*WRITTEN REQUEST*. Lines that include the word "this" are the ones to copy.

== DATASET RECORDS

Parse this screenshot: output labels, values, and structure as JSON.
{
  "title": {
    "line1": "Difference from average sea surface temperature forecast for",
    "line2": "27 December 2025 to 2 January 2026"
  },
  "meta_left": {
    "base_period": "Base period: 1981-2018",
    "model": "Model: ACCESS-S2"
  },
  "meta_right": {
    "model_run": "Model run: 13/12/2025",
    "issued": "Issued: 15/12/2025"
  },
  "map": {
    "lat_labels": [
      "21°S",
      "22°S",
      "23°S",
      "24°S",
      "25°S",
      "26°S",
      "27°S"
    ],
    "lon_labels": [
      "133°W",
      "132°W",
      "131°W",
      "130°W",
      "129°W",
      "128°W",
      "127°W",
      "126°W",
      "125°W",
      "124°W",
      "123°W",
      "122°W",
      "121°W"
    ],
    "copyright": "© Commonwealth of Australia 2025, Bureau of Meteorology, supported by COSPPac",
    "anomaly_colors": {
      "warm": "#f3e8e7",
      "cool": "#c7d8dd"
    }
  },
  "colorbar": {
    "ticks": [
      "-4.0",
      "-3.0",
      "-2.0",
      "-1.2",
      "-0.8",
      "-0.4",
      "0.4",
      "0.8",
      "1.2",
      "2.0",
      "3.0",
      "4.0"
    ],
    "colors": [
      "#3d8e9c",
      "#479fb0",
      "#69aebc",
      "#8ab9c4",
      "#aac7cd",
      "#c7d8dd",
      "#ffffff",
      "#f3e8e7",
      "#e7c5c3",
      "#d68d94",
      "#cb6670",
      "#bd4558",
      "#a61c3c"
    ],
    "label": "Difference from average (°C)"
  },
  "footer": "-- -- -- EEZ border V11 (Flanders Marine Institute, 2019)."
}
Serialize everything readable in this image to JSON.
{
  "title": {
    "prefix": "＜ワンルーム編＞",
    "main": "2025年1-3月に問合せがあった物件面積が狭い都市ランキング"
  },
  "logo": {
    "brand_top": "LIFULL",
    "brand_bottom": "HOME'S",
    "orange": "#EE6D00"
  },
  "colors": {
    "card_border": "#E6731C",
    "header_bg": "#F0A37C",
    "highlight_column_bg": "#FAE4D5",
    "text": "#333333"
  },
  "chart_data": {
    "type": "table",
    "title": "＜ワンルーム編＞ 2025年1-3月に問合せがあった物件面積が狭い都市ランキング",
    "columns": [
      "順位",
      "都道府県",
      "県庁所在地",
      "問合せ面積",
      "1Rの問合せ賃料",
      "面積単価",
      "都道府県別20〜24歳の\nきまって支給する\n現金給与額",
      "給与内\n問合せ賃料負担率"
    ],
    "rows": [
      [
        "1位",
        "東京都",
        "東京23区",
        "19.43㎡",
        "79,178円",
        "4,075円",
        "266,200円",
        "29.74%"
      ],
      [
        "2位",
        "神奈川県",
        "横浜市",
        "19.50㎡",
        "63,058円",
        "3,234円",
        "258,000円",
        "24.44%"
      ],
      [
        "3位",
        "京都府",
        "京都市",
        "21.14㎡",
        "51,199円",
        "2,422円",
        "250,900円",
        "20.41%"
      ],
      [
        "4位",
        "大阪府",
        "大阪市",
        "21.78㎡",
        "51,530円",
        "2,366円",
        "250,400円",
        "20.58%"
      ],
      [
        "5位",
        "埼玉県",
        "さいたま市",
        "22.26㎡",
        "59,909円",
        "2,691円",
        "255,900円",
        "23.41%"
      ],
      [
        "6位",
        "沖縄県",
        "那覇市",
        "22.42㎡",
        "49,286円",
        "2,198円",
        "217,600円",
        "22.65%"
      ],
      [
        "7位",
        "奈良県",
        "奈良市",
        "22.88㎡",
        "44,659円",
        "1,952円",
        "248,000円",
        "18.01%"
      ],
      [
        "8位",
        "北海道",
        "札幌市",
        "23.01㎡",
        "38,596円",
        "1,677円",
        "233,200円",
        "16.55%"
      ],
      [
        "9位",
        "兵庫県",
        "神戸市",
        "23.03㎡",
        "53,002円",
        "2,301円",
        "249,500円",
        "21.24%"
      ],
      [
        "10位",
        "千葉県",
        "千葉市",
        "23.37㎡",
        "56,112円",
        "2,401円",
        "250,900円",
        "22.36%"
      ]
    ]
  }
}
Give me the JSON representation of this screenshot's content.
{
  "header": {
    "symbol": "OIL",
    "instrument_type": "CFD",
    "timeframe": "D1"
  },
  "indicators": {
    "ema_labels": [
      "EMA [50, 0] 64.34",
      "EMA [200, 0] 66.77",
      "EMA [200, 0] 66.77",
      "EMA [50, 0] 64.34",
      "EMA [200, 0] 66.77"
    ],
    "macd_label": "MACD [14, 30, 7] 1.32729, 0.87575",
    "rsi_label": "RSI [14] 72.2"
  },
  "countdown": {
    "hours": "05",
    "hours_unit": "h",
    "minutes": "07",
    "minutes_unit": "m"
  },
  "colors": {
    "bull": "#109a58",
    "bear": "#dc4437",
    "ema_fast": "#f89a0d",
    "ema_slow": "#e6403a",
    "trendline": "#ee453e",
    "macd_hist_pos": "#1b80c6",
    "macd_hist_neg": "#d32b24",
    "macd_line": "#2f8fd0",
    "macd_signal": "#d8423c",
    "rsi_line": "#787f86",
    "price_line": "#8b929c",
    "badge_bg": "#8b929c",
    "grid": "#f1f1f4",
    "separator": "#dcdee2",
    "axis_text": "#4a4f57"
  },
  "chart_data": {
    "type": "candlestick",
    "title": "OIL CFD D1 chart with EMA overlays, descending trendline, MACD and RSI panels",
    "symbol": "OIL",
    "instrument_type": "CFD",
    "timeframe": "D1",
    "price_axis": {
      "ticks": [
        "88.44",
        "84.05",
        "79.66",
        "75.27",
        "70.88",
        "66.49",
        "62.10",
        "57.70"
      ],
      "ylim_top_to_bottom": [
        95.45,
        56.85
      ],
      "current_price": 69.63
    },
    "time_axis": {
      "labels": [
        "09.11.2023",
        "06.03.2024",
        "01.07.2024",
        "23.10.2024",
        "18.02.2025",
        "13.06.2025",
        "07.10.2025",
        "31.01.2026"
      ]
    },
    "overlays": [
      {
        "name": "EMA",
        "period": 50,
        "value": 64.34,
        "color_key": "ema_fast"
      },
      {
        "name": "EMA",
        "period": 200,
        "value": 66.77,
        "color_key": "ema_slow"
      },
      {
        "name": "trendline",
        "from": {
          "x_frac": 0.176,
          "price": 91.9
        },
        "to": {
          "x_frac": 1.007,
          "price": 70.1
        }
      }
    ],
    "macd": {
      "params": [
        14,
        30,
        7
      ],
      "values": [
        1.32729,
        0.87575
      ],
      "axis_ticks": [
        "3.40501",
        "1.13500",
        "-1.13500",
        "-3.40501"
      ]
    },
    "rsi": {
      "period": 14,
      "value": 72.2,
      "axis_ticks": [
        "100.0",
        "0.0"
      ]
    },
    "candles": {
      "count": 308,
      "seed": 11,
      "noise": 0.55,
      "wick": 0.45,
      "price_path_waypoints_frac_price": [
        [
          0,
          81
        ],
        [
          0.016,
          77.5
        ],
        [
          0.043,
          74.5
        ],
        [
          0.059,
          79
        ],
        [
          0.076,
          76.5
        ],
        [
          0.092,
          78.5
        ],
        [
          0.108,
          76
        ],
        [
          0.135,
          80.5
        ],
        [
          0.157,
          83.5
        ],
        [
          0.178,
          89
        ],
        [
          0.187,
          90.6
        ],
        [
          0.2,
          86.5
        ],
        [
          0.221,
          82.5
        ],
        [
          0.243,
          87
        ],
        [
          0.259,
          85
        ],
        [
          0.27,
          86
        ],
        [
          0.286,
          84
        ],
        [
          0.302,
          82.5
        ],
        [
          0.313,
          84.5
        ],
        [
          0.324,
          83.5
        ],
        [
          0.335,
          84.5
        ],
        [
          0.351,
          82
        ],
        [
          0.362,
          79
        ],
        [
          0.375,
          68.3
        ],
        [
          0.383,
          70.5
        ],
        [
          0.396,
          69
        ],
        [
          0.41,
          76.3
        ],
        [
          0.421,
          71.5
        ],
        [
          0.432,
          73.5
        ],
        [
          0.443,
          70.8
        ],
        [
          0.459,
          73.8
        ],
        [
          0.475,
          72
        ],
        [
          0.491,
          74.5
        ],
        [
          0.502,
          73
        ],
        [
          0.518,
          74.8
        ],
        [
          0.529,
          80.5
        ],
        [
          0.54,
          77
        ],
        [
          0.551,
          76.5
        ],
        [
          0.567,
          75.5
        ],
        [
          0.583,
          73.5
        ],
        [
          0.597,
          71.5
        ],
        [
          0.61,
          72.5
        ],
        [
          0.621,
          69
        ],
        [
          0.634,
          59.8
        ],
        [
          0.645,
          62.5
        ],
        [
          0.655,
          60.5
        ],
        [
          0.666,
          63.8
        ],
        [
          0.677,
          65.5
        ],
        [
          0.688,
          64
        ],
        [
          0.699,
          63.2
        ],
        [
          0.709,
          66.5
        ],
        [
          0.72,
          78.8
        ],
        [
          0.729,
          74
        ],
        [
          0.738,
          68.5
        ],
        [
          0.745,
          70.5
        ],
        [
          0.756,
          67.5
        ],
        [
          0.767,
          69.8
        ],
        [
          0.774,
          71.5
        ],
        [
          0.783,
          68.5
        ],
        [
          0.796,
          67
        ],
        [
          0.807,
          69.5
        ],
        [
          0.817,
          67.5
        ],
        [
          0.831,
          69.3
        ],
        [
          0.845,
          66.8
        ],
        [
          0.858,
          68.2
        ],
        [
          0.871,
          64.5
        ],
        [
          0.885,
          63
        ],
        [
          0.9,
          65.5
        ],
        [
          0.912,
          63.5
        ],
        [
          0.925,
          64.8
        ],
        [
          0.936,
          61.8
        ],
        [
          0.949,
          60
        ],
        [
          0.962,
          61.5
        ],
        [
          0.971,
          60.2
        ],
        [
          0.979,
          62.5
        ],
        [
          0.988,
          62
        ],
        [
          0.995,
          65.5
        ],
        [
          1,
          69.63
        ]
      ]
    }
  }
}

====

*WRITTEN RESPONSE*.
Parse this screenshot: output labels, values, and structure as JSON.
Serialize everything readable in this image to JSON.
Give me the JSON representation of this screenshot's content.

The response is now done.